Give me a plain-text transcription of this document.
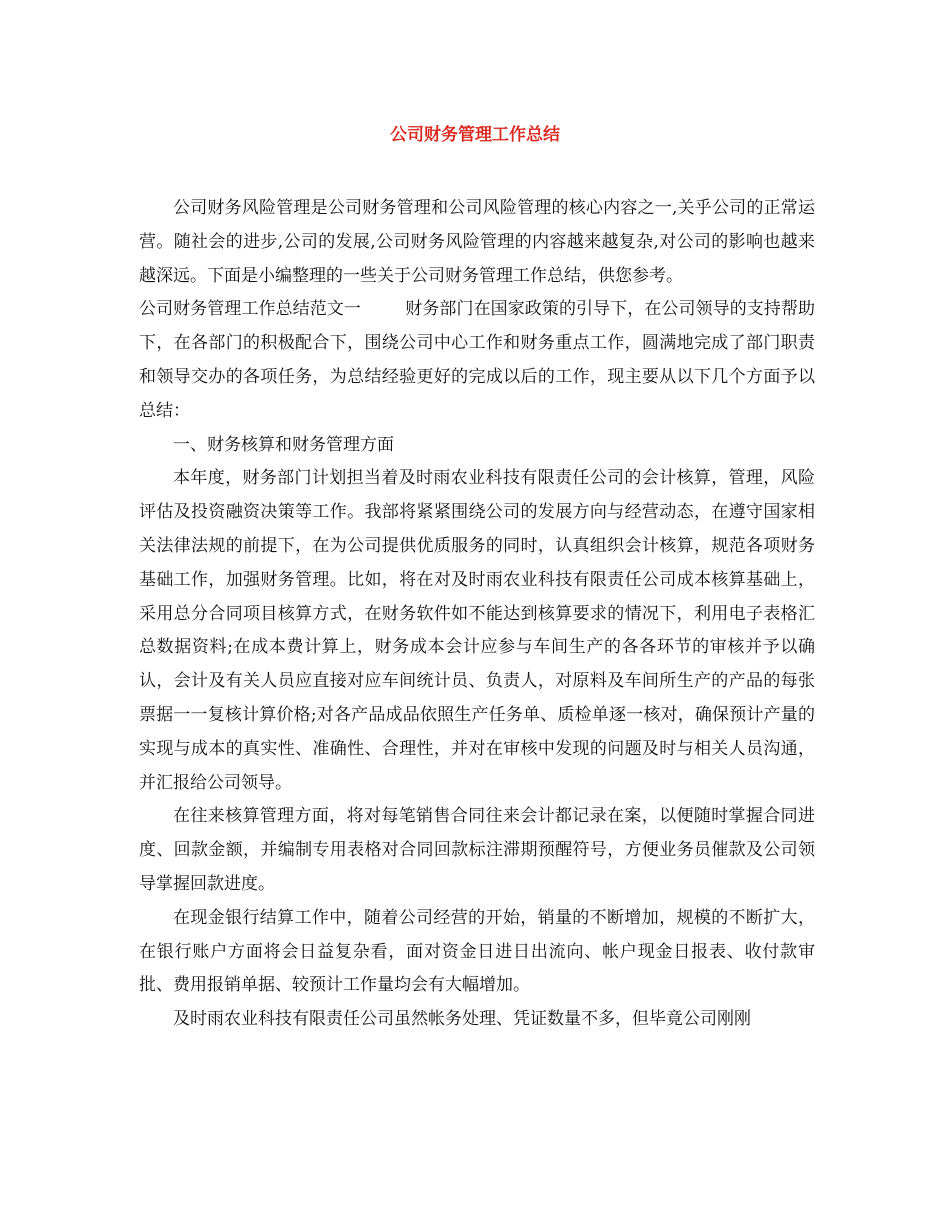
公司财务管理工作总结

公司财务风险管理是公司财务管理和公司风险管理的核心内容之一,关乎公司的正常运营。随社会的进步,公司的发展,公司财务风险管理的内容越来越复杂,对公司的影响也越来越深远。下面是小编整理的一些关于公司财务管理工作总结，供您参考。

公司财务管理工作总结范文一	财务部门在国家政策的引导下，在公司领导的支持帮助下，在各部门的积极配合下，围绕公司中心工作和财务重点工作，圆满地完成了部门职责和领导交办的各项任务，为总结经验更好的完成以后的工作，现主要从以下几个方面予以总结：

一、财务核算和财务管理方面

本年度，财务部门计划担当着及时雨农业科技有限责任公司的会计核算，管理，风险评估及投资融资决策等工作。我部将紧紧围绕公司的发展方向与经营动态，在遵守国家相关法律法规的前提下，在为公司提供优质服务的同时，认真组织会计核算，规范各项财务基础工作，加强财务管理。比如，将在对及时雨农业科技有限责任公司成本核算基础上，采用总分合同项目核算方式，在财务软件如不能达到核算要求的情况下，利用电子表格汇总数据资料;在成本费计算上，财务成本会计应参与车间生产的各各环节的审核并予以确认，会计及有关人员应直接对应车间统计员、负责人，对原料及车间所生产的产品的每张票据一一复核计算价格;对各产品成品依照生产任务单、质检单逐一核对，确保预计产量的实现与成本的真实性、准确性、合理性，并对在审核中发现的问题及时与相关人员沟通，并汇报给公司领导。

在往来核算管理方面，将对每笔销售合同往来会计都记录在案，以便随时掌握合同进度、回款金额，并编制专用表格对合同回款标注滞期预醒符号，方便业务员催款及公司领导掌握回款进度。

在现金银行结算工作中，随着公司经营的开始，销量的不断增加，规模的不断扩大，在银行账户方面将会日益复杂看，面对资金日进日出流向、帐户现金日报表、收付款审批、费用报销单据、较预计工作量均会有大幅增加。

及时雨农业科技有限责任公司虽然帐务处理、凭证数量不多，但毕竟公司刚刚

__Given instruction__: Pictures in the records must not appear in the copy; transcribe everything else precisely.

__Reply__:
Give me a plain-text transcription of this document.
公司财务管理工作总结

公司财务风险管理是公司财务管理和公司风险管理的核心内容之一,关乎公司的正常运营。随社会的进步,公司的发展,公司财务风险管理的内容越来越复杂,对公司的影响也越来越深远。下面是小编整理的一些关于公司财务管理工作总结，供您参考。

公司财务管理工作总结范文一	财务部门在国家政策的引导下，在公司领导的支持帮助下，在各部门的积极配合下，围绕公司中心工作和财务重点工作，圆满地完成了部门职责和领导交办的各项任务，为总结经验更好的完成以后的工作，现主要从以下几个方面予以总结：

一、财务核算和财务管理方面

本年度，财务部门计划担当着及时雨农业科技有限责任公司的会计核算，管理，风险评估及投资融资决策等工作。我部将紧紧围绕公司的发展方向与经营动态，在遵守国家相关法律法规的前提下，在为公司提供优质服务的同时，认真组织会计核算，规范各项财务基础工作，加强财务管理。比如，将在对及时雨农业科技有限责任公司成本核算基础上，采用总分合同项目核算方式，在财务软件如不能达到核算要求的情况下，利用电子表格汇总数据资料;在成本费计算上，财务成本会计应参与车间生产的各各环节的审核并予以确认，会计及有关人员应直接对应车间统计员、负责人，对原料及车间所生产的产品的每张票据一一复核计算价格;对各产品成品依照生产任务单、质检单逐一核对，确保预计产量的实现与成本的真实性、准确性、合理性，并对在审核中发现的问题及时与相关人员沟通，并汇报给公司领导。

在往来核算管理方面，将对每笔销售合同往来会计都记录在案，以便随时掌握合同进度、回款金额，并编制专用表格对合同回款标注滞期预醒符号，方便业务员催款及公司领导掌握回款进度。

在现金银行结算工作中，随着公司经营的开始，销量的不断增加，规模的不断扩大，在银行账户方面将会日益复杂看，面对资金日进日出流向、帐户现金日报表、收付款审批、费用报销单据、较预计工作量均会有大幅增加。

及时雨农业科技有限责任公司虽然帐务处理、凭证数量不多，但毕竟公司刚刚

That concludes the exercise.